**Письменное задание a**
Перепиши без изменений строки, которые идут после отрывка: начни с первой из них и закончи строкой, где есть «Give me the», включая обе. Картинки в ответ не вставляй.

==== Отрывок для чтения ====

В послевоенные годы самым популярным чтивом в стране были два романа, два толстенные кирпича, принадлежащие перу Николая Шпанова — «Заговорщики» и «Поджигатели». Это были весьма грубые поделки, там обличались «немецкие фашисты» и «американские империалисты». Действие происходило в Германии, в Швейцарии, в Америке, среди персонажей были Гитлер со всей своей бандой, Трумен, Черчилль, Джон Фостер Даллес и пр. и пр.
Как-то в доме литераторов в присутствии самого Шпанова происходило обсуждение этих книг. Оно шло довольно вяло, ибо литераторы мероприятие игнорировали, выступали по большей части учительницы и библиотекарши…
И тут вдруг в зале появилась писательница Александра Яковлевна Бруштейн, дама очень живая и бойкая, несмотря на солидный возраст. Устроители попросили ее выступить. Она отказывалась и говорила:
— Я боюсь, у меня получится слишком резко…
— Вот, вот, — говорят ей, — давайте… Это оживит обсуждение.
Словом, ее уговорили.
Бруштейн подошла к микрофону и сказала буквально следующее:
— Я родилась в Литве, в Вильно, и там прошли мои юные годы. И вот мне запомнился один анекдот, который тогда бытовал в Литве. Идет по дороге ксендз и видит, что крестьянские дети лепят из навоза здание костела. Он умилился:
— Какие вы хорошие, набожные ребятишки!.. Какой у вас красивый костел!.. И купол есть, и колокольня… Скажите, а в вашем костеле ксендз будет?

====

**Письменное задание b**
Ответь по отрывку:
(i) Как называются два романа Шпанова?
(ii) Где родилась Бруштейн?
(iii) Кто в основном выступал на обсуждении?

==== Показанные строки ====

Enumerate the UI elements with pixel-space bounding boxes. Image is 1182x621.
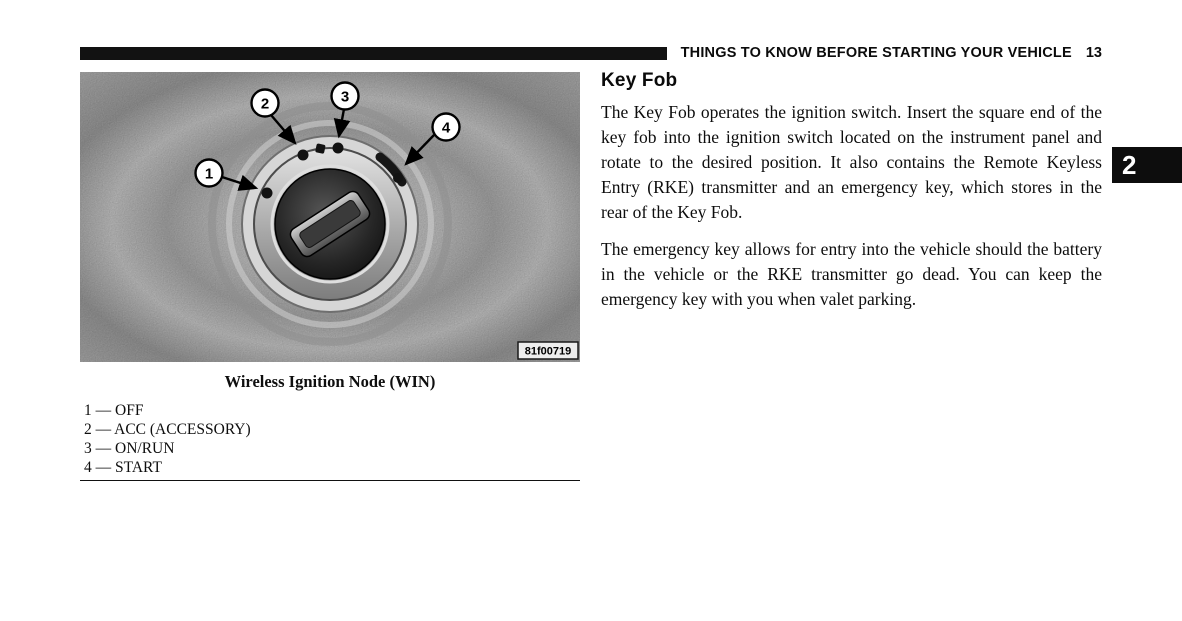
callout-4-badge <box>433 114 460 141</box>
legend-item-3: 3 — ON/RUN <box>84 440 175 457</box>
callout-2-label: 2 <box>260 95 270 113</box>
body-paragraph-1: The Key Fob operates the ignition switch. Insert the square end of the key fob into the ignition switch located on the instrument panel and rotate to the desired position. It also contains the Remote Keyless Entry (RKE) transmitter and an emergency key, which stores in the rear of the Key Fob. <box>601 102 1102 222</box>
callout-2-badge <box>252 90 279 117</box>
callout-1-label: 1 <box>204 165 214 183</box>
header-page-number: 13 <box>1085 45 1102 61</box>
page-header <box>80 44 1102 62</box>
legend-divider <box>80 480 580 481</box>
legend-item-1: 1 — OFF <box>84 402 144 419</box>
callout-3-label: 3 <box>340 88 350 106</box>
header-title: THINGS TO KNOW BEFORE STARTING YOUR VEHICLE <box>680 45 1072 61</box>
figure-caption: Wireless Ignition Node (WIN) <box>224 372 436 391</box>
ignition-node-figure <box>80 72 580 362</box>
chapter-tab <box>1112 147 1182 183</box>
photo-id-text: 81f00719 <box>524 345 572 358</box>
legend-item-4: 4 — START <box>84 459 162 476</box>
chapter-tab-number: 2 <box>1122 150 1137 180</box>
callout-1-badge <box>196 160 223 187</box>
ignition-node-photo <box>80 72 580 362</box>
photo-id-plate <box>518 342 578 359</box>
header-rule-bar <box>80 47 667 60</box>
section-heading: Key Fob <box>601 70 678 91</box>
callout-3-badge <box>332 83 359 110</box>
body-paragraph-2: The emergency key allows for entry into the vehicle should the battery in the vehicle or the RKE transmitter go dead. You can keep the emergency key with you when valet parking. <box>601 239 1102 309</box>
callout-4-label: 4 <box>441 119 451 137</box>
legend-item-2: 2 — ACC (ACCESSORY) <box>84 421 251 438</box>
figure-legend <box>84 401 580 477</box>
body-column <box>601 70 1102 324</box>
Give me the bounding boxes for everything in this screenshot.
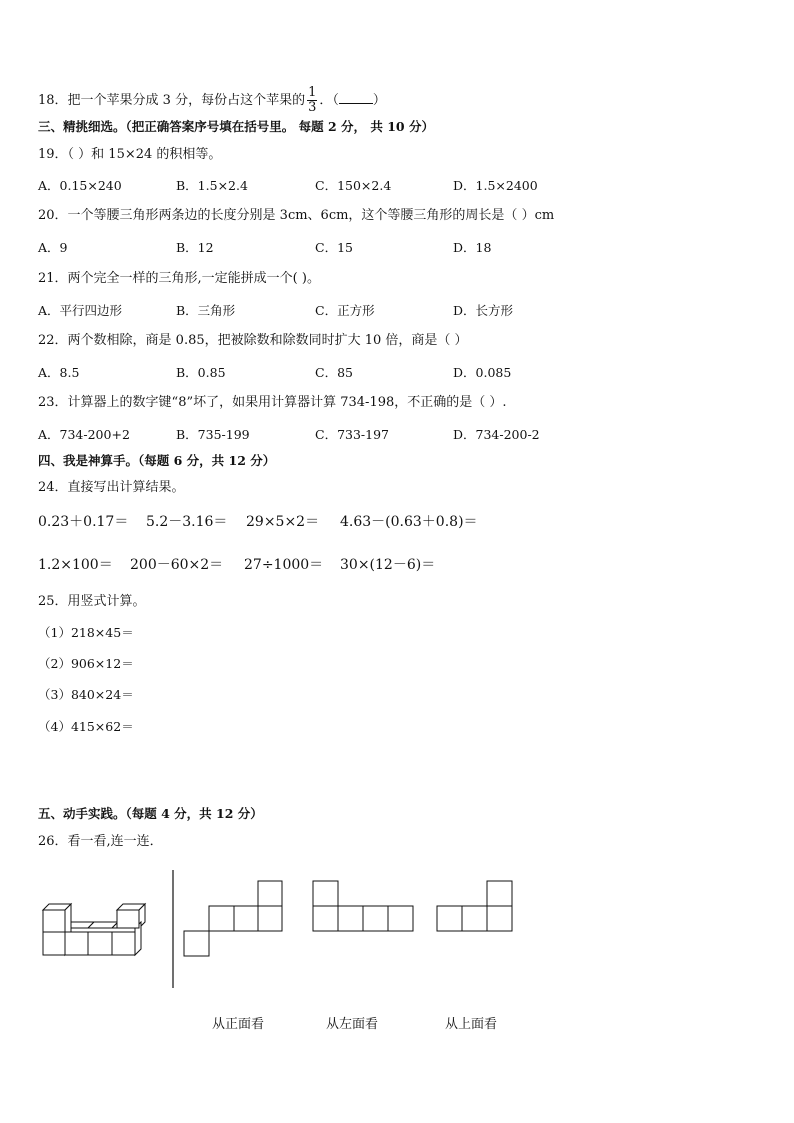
calc-item: 5.2－3.16＝ xyxy=(146,514,228,530)
view-figure-2 xyxy=(312,880,414,934)
q23-option-a[interactable]: A．734-200+2 xyxy=(38,427,130,442)
q19-option-d[interactable]: D．1.5×2400 xyxy=(453,178,538,193)
q20-option-a[interactable]: A．9 xyxy=(38,240,68,255)
q23-option-b[interactable]: B．735-199 xyxy=(176,427,250,442)
q22-option-d[interactable]: D．0.085 xyxy=(453,365,512,380)
calc-item: 29×5×2＝ xyxy=(246,514,320,530)
question-23: 23．计算器上的数字键“8”坏了，如果用计算器计算 734-198，不正确的是（ ）. xyxy=(38,395,507,410)
caption-top-view: 从上面看 xyxy=(445,1017,498,1032)
answer-blank[interactable] xyxy=(339,91,373,104)
calc-item: 200－60×2＝ xyxy=(130,557,224,573)
q25-item-3: （3）840×24＝ xyxy=(38,687,134,702)
q18-text: 18．把一个苹果分成 3 分，每份占这个苹果的 xyxy=(38,93,306,108)
q20-option-d[interactable]: D．18 xyxy=(453,240,492,255)
q23-option-c[interactable]: C．733-197 xyxy=(315,427,390,442)
section-4-title: 四、我是神算手。（每题 6 分，共 12 分） xyxy=(38,453,276,468)
q21-option-d[interactable]: D．长方形 xyxy=(453,303,514,318)
q25-item-2: （2）906×12＝ xyxy=(38,656,134,671)
calc-item: 30×(12－6)＝ xyxy=(340,557,436,573)
view-figure-1 xyxy=(183,880,283,958)
q25-item-4: （4）415×62＝ xyxy=(38,719,134,734)
q19-option-a[interactable]: A．0.15×240 xyxy=(38,178,122,193)
question-18: 18．把一个苹果分成 3 分，每份占这个苹果的 $\frac{1}{3}$ ．（ ） xyxy=(38,85,386,115)
q21-option-b[interactable]: B．三角形 xyxy=(176,303,236,318)
calc-item: 0.23＋0.17＝ xyxy=(38,514,129,530)
question-24: 24．直接写出计算结果。 xyxy=(38,480,185,495)
q19-option-b[interactable]: B．1.5×2.4 xyxy=(176,178,248,193)
caption-front-view: 从正面看 xyxy=(212,1017,265,1032)
caption-left-view: 从左面看 xyxy=(326,1017,379,1032)
question-21: 21．两个完全一样的三角形,一定能拼成一个( )。 xyxy=(38,271,320,286)
divider-line xyxy=(171,870,175,990)
calc-item: 1.2×100＝ xyxy=(38,557,113,573)
calc-item: 27÷1000＝ xyxy=(244,557,324,573)
cube-solid-figure xyxy=(40,902,160,958)
question-25: 25．用竖式计算。 xyxy=(38,594,146,609)
q20-option-c[interactable]: C．15 xyxy=(315,240,353,255)
section-3-title: 三、精挑细选。（把正确答案序号填在括号里。 每题 2 分， 共 10 分） xyxy=(38,119,434,134)
q22-option-c[interactable]: C．85 xyxy=(315,365,353,380)
q21-option-a[interactable]: A．平行四边形 xyxy=(38,303,123,318)
q19-option-c[interactable]: C．150×2.4 xyxy=(315,178,392,193)
q21-option-c[interactable]: C．正方形 xyxy=(315,303,375,318)
view-figure-3 xyxy=(436,880,514,934)
question-26: 26．看一看,连一连． xyxy=(38,834,163,849)
q22-option-b[interactable]: B．0.85 xyxy=(176,365,226,380)
question-20: 20．一个等腰三角形两条边的长度分别是 3cm、6cm，这个等腰三角形的周长是（ ）cm xyxy=(38,208,555,223)
question-22: 22．两个数相除，商是 0.85，把被除数和除数同时扩大 10 倍，商是（ ） xyxy=(38,333,468,348)
question-19: 19．（ ）和 15×24 的积相等。 xyxy=(38,147,222,162)
q22-option-a[interactable]: A．8.5 xyxy=(38,365,80,380)
q25-item-1: （1）218×45＝ xyxy=(38,625,134,640)
fraction-one-third: $\frac{1}{3}$ xyxy=(308,85,317,115)
q23-option-d[interactable]: D．734-200-2 xyxy=(453,427,540,442)
q20-option-b[interactable]: B．12 xyxy=(176,240,214,255)
calc-item: 4.63－(0.63＋0.8)＝ xyxy=(340,514,478,530)
section-5-title: 五、动手实践。（每题 4 分，共 12 分） xyxy=(38,806,263,821)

====

**Правильный ответ a**
Enumerate the UI elements with pixel-space bounding boxes. Image is 1182x621.
callout-4-badge <box>433 114 460 141</box>
legend-item-3: 3 — ON/RUN <box>84 440 175 457</box>
callout-2-label: 2 <box>260 95 270 113</box>
body-paragraph-1: The Key Fob operates the ignition switch. Insert the square end of the key fob into the ignition switch located on the instrument panel and rotate to the desired position. It also contains the Remote Keyless Entry (RKE) transmitter and an emergency key, which stores in the rear of the Key Fob. <box>601 102 1102 222</box>
callout-2-badge <box>252 90 279 117</box>
callout-1-label: 1 <box>204 165 214 183</box>
header-page-number: 13 <box>1085 45 1102 61</box>
page-header <box>80 44 1102 62</box>
legend-divider <box>80 480 580 481</box>
legend-item-1: 1 — OFF <box>84 402 144 419</box>
callout-3-label: 3 <box>340 88 350 106</box>
header-title: THINGS TO KNOW BEFORE STARTING YOUR VEHICLE <box>680 45 1072 61</box>
figure-caption: Wireless Ignition Node (WIN) <box>224 372 436 391</box>
ignition-node-figure <box>80 72 580 362</box>
chapter-tab <box>1112 147 1182 183</box>
photo-id-text: 81f00719 <box>524 345 572 358</box>
legend-item-4: 4 — START <box>84 459 162 476</box>
chapter-tab-number: 2 <box>1122 150 1137 180</box>
callout-1-badge <box>196 160 223 187</box>
ignition-node-photo <box>80 72 580 362</box>
photo-id-plate <box>518 342 578 359</box>
header-rule-bar <box>80 47 667 60</box>
section-heading: Key Fob <box>601 70 678 91</box>
callout-3-badge <box>332 83 359 110</box>
body-paragraph-2: The emergency key allows for entry into the vehicle should the battery in the vehicle or the RKE transmitter go dead. You can keep the emergency key with you when valet parking. <box>601 239 1102 309</box>
callout-4-label: 4 <box>441 119 451 137</box>
legend-item-2: 2 — ACC (ACCESSORY) <box>84 421 251 438</box>
figure-legend <box>84 401 580 477</box>
body-column <box>601 70 1102 324</box>
Give me the bounding boxes for everything in this screenshot.

**Правильный ответ b**
(i) «Заговорщики» и «Поджигатели».
(ii) В Литве, в Вильно.
(iii) Учительницы и библиотекарши.